*SUPPLIED ENTRIES*.
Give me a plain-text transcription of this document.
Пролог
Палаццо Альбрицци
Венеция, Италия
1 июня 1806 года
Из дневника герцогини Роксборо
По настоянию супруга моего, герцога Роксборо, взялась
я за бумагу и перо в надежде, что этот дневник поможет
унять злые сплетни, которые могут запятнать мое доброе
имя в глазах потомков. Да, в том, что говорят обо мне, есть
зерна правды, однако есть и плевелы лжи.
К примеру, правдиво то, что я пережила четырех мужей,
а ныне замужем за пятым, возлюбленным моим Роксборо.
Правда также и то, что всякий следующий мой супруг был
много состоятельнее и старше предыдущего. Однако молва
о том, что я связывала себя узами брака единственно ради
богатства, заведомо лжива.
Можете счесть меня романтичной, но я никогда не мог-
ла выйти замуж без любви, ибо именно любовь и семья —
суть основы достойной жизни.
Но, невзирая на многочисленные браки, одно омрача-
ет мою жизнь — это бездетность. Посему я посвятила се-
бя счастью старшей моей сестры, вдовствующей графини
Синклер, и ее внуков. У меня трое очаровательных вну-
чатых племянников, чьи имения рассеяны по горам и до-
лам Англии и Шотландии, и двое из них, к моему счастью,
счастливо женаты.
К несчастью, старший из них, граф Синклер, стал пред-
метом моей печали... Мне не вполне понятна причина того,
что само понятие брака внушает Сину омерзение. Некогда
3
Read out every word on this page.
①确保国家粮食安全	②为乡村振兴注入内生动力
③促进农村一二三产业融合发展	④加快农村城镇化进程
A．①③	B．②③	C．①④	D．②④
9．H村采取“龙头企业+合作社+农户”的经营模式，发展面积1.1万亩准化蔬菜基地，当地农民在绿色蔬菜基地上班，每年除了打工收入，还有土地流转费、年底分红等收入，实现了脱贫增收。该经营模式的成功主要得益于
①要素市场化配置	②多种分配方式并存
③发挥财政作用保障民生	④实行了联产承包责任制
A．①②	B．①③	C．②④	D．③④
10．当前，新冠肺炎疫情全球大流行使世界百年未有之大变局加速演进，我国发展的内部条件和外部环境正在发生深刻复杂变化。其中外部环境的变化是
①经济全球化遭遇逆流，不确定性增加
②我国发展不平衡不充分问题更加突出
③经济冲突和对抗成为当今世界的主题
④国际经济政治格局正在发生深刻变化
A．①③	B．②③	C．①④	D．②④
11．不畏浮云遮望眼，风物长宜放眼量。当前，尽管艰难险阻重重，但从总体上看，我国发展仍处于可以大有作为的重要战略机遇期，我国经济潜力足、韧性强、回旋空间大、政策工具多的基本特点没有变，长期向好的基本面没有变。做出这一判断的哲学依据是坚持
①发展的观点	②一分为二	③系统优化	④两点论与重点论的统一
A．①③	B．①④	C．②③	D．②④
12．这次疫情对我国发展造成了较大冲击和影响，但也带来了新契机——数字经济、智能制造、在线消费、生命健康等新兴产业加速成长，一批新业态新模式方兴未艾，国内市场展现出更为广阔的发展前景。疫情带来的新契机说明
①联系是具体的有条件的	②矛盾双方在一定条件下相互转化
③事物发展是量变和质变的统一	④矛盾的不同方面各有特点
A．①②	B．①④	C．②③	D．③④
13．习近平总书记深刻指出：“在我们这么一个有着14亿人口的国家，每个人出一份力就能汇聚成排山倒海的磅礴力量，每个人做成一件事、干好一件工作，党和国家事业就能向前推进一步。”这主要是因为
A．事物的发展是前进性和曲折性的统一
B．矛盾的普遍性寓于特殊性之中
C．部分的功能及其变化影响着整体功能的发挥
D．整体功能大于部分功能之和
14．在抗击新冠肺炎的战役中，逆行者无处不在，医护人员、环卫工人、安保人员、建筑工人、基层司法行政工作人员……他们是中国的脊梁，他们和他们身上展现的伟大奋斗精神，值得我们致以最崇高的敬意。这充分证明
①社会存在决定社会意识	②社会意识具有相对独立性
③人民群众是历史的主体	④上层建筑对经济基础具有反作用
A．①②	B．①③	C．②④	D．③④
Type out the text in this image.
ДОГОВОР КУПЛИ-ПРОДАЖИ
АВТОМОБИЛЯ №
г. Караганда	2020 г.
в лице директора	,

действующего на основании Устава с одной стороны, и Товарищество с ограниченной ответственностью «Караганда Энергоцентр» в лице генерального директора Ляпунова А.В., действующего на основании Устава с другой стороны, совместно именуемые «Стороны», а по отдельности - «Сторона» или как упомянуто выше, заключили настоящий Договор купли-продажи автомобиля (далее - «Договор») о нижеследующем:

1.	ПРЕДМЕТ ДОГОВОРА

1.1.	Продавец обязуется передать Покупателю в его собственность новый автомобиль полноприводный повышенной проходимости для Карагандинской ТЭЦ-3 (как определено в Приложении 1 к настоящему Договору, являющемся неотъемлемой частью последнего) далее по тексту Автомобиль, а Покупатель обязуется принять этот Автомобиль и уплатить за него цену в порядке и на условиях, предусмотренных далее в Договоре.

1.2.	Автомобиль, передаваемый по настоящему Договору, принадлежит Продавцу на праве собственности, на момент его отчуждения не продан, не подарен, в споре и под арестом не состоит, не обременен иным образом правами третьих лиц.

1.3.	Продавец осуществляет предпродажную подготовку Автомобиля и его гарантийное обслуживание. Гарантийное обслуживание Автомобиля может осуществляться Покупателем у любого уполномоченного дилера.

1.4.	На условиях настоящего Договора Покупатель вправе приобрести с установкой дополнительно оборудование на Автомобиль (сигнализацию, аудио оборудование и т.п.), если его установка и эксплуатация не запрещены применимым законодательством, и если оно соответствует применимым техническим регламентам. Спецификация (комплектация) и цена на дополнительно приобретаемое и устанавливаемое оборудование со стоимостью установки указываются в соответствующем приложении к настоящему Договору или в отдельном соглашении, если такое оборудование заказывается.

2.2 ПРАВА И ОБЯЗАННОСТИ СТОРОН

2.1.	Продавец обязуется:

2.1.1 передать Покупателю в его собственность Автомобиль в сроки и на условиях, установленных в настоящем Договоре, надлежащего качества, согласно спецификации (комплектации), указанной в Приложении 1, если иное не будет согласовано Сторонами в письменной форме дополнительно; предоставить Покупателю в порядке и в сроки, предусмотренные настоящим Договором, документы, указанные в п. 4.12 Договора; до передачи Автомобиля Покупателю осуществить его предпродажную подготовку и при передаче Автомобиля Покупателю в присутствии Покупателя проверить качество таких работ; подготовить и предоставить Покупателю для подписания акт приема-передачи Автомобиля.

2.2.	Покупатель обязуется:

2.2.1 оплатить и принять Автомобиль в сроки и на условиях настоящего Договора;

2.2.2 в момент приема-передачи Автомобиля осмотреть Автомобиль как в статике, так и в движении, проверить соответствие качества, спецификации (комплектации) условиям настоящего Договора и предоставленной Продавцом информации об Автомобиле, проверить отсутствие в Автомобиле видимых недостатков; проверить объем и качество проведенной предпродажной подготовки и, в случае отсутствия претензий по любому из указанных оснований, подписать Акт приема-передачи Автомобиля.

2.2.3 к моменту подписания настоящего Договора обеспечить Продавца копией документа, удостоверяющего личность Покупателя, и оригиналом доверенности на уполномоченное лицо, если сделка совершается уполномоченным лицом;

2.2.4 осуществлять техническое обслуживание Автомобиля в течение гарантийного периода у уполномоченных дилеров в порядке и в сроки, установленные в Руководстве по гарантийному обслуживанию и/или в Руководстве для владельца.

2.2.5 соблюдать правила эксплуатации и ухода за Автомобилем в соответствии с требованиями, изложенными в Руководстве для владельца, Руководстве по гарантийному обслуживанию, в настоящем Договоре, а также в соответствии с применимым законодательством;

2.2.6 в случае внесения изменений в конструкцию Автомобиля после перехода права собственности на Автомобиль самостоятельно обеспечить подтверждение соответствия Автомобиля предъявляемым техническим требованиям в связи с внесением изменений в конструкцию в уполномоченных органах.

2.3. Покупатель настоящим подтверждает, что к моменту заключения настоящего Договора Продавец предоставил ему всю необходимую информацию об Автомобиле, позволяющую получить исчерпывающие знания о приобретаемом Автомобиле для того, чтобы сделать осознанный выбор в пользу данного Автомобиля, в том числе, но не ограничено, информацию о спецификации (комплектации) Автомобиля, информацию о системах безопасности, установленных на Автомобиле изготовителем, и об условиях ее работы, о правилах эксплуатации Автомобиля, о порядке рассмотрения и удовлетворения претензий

*INSTRUCTIONS TO FOLLOW*. Tally the lines of the listing above that include the word "Синклер". Answer with the number alone.

*SOLUTION FOR THIS PROBLEM*. 2